_WRITTEN PROBLEM_.
Locate all lines with the word "down". Copy them.

====================

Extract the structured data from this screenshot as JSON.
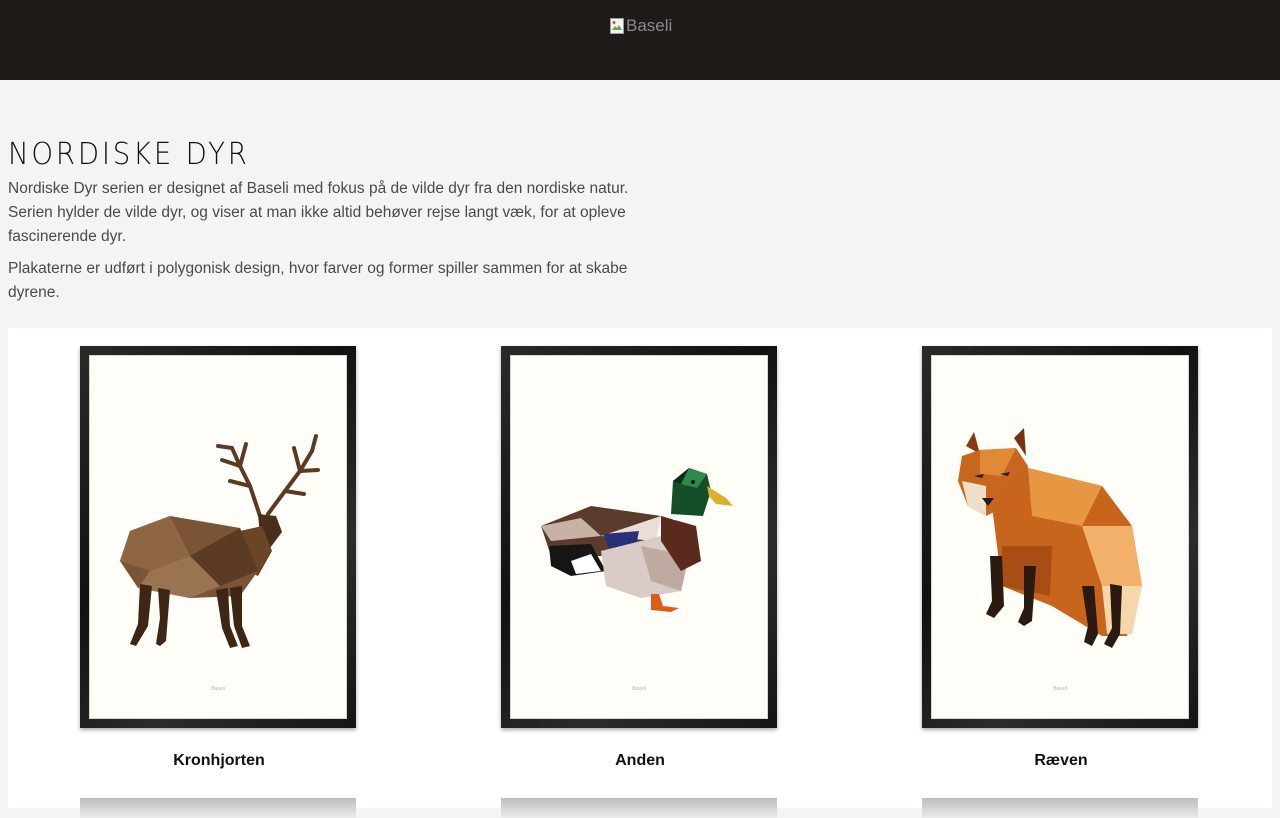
{
  "header": {
    "logo_alt": "Baseli"
  },
  "intro": {
    "title": "NORDISKE DYR",
    "paragraph1": "Nordiske Dyr serien er designet af Baseli med fokus på de vilde dyr fra den nordiske natur. Serien hylder de vilde dyr, og viser at man ikke altid behøver rejse langt væk, for at opleve fascinerende dyr.",
    "paragraph2": "Plakaterne er udført i polygonisk design, hvor farver og former spiller sammen for at skabe dyrene."
  },
  "products": [
    {
      "name": "Kronhjorten",
      "icon": "deer-poster-image",
      "watermark": "Baseli"
    },
    {
      "name": "Anden",
      "icon": "duck-poster-image",
      "watermark": "Baseli"
    },
    {
      "name": "Ræven",
      "icon": "fox-poster-image",
      "watermark": "Baseli"
    }
  ],
  "colors": {
    "header_bg": "#1e1a18",
    "page_bg": "#f3f4f6",
    "card_bg": "#ffffff"
  }
}
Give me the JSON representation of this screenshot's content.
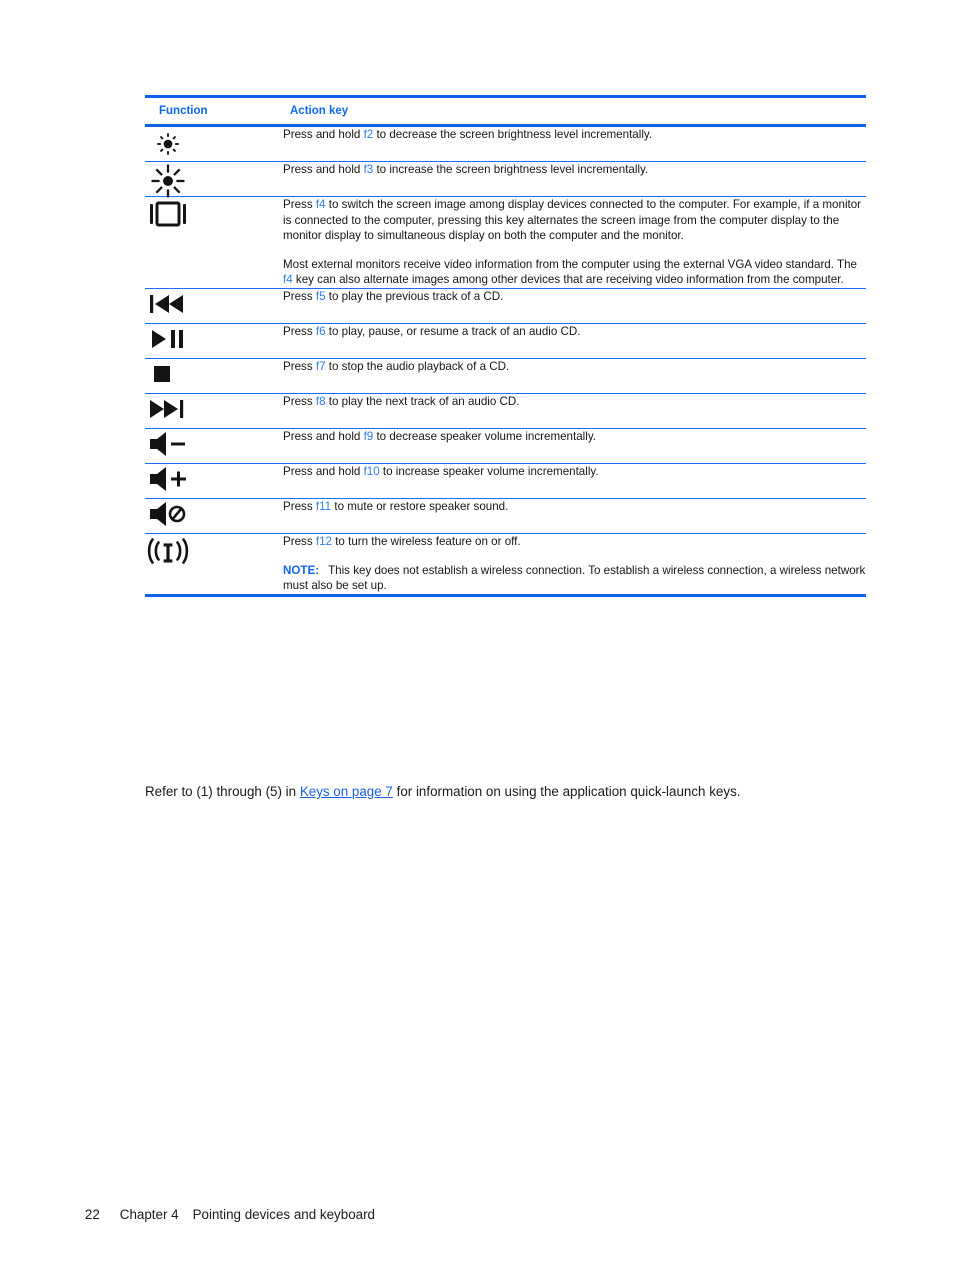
{
  "table": {
    "headers": {
      "function": "Function",
      "action_key": "Action key"
    },
    "accent_color": "#0f62e8",
    "rows": [
      {
        "icon": "brightness-down-icon",
        "paragraphs": [
          {
            "parts": [
              {
                "t": "Press and hold ",
                "s": "plain"
              },
              {
                "t": "f2",
                "s": "fkey"
              },
              {
                "t": " to decrease the screen brightness level incrementally.",
                "s": "plain"
              }
            ]
          }
        ]
      },
      {
        "icon": "brightness-up-icon",
        "paragraphs": [
          {
            "parts": [
              {
                "t": "Press and hold ",
                "s": "plain"
              },
              {
                "t": "f3",
                "s": "fkey"
              },
              {
                "t": " to increase the screen brightness level incrementally.",
                "s": "plain"
              }
            ]
          }
        ]
      },
      {
        "icon": "switch-display-icon",
        "paragraphs": [
          {
            "parts": [
              {
                "t": "Press ",
                "s": "plain"
              },
              {
                "t": "f4",
                "s": "fkey"
              },
              {
                "t": " to switch the screen image among display devices connected to the computer. For example, if a monitor is connected to the computer, pressing this key alternates the screen image from the computer display to the monitor display to simultaneous display on both the computer and the monitor.",
                "s": "plain"
              }
            ]
          },
          {
            "parts": [
              {
                "t": "Most external monitors receive video information from the computer using the external VGA video standard. The ",
                "s": "plain"
              },
              {
                "t": "f4",
                "s": "fkey"
              },
              {
                "t": " key can also alternate images among other devices that are receiving video information from the computer.",
                "s": "plain"
              }
            ]
          }
        ]
      },
      {
        "icon": "previous-track-icon",
        "paragraphs": [
          {
            "parts": [
              {
                "t": "Press ",
                "s": "plain"
              },
              {
                "t": "f5",
                "s": "fkey"
              },
              {
                "t": " to play the previous track of a CD.",
                "s": "plain"
              }
            ]
          }
        ]
      },
      {
        "icon": "play-pause-icon",
        "paragraphs": [
          {
            "parts": [
              {
                "t": "Press ",
                "s": "plain"
              },
              {
                "t": "f6",
                "s": "fkey"
              },
              {
                "t": " to play, pause, or resume a track of an audio CD.",
                "s": "plain"
              }
            ]
          }
        ]
      },
      {
        "icon": "stop-icon",
        "paragraphs": [
          {
            "parts": [
              {
                "t": "Press ",
                "s": "plain"
              },
              {
                "t": "f7",
                "s": "fkey"
              },
              {
                "t": " to stop the audio playback of a CD.",
                "s": "plain"
              }
            ]
          }
        ]
      },
      {
        "icon": "next-track-icon",
        "paragraphs": [
          {
            "parts": [
              {
                "t": "Press ",
                "s": "plain"
              },
              {
                "t": "f8",
                "s": "fkey"
              },
              {
                "t": " to play the next track of an audio CD.",
                "s": "plain"
              }
            ]
          }
        ]
      },
      {
        "icon": "volume-down-icon",
        "paragraphs": [
          {
            "parts": [
              {
                "t": "Press and hold ",
                "s": "plain"
              },
              {
                "t": "f9",
                "s": "fkey"
              },
              {
                "t": " to decrease speaker volume incrementally.",
                "s": "plain"
              }
            ]
          }
        ]
      },
      {
        "icon": "volume-up-icon",
        "paragraphs": [
          {
            "parts": [
              {
                "t": "Press and hold ",
                "s": "plain"
              },
              {
                "t": "f10",
                "s": "fkey"
              },
              {
                "t": " to increase speaker volume incrementally.",
                "s": "plain"
              }
            ]
          }
        ]
      },
      {
        "icon": "volume-mute-icon",
        "paragraphs": [
          {
            "parts": [
              {
                "t": "Press ",
                "s": "plain"
              },
              {
                "t": "f11",
                "s": "fkey"
              },
              {
                "t": " to mute or restore speaker sound.",
                "s": "plain"
              }
            ]
          }
        ]
      },
      {
        "icon": "wireless-icon",
        "paragraphs": [
          {
            "parts": [
              {
                "t": "Press ",
                "s": "plain"
              },
              {
                "t": "f12",
                "s": "fkey"
              },
              {
                "t": " to turn the wireless feature on or off.",
                "s": "plain"
              }
            ]
          },
          {
            "parts": [
              {
                "t": "NOTE:",
                "s": "note"
              },
              {
                "t": "GAP",
                "s": "gap"
              },
              {
                "t": "This key does not establish a wireless connection. To establish a wireless connection, a wireless network must also be set up.",
                "s": "plain"
              }
            ]
          }
        ]
      }
    ]
  },
  "refer_paragraph": {
    "before_link": "Refer to (1) through (5) in ",
    "link_text": "Keys on page 7",
    "after_link": " for information on using the application quick-launch keys."
  },
  "footer": {
    "page_number": "22",
    "chapter": "Chapter 4",
    "title": "Pointing devices and keyboard"
  }
}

====================

_EXERCISE ANSWER_.
        "icon": "brightness-down-icon",
        "icon": "volume-down-icon",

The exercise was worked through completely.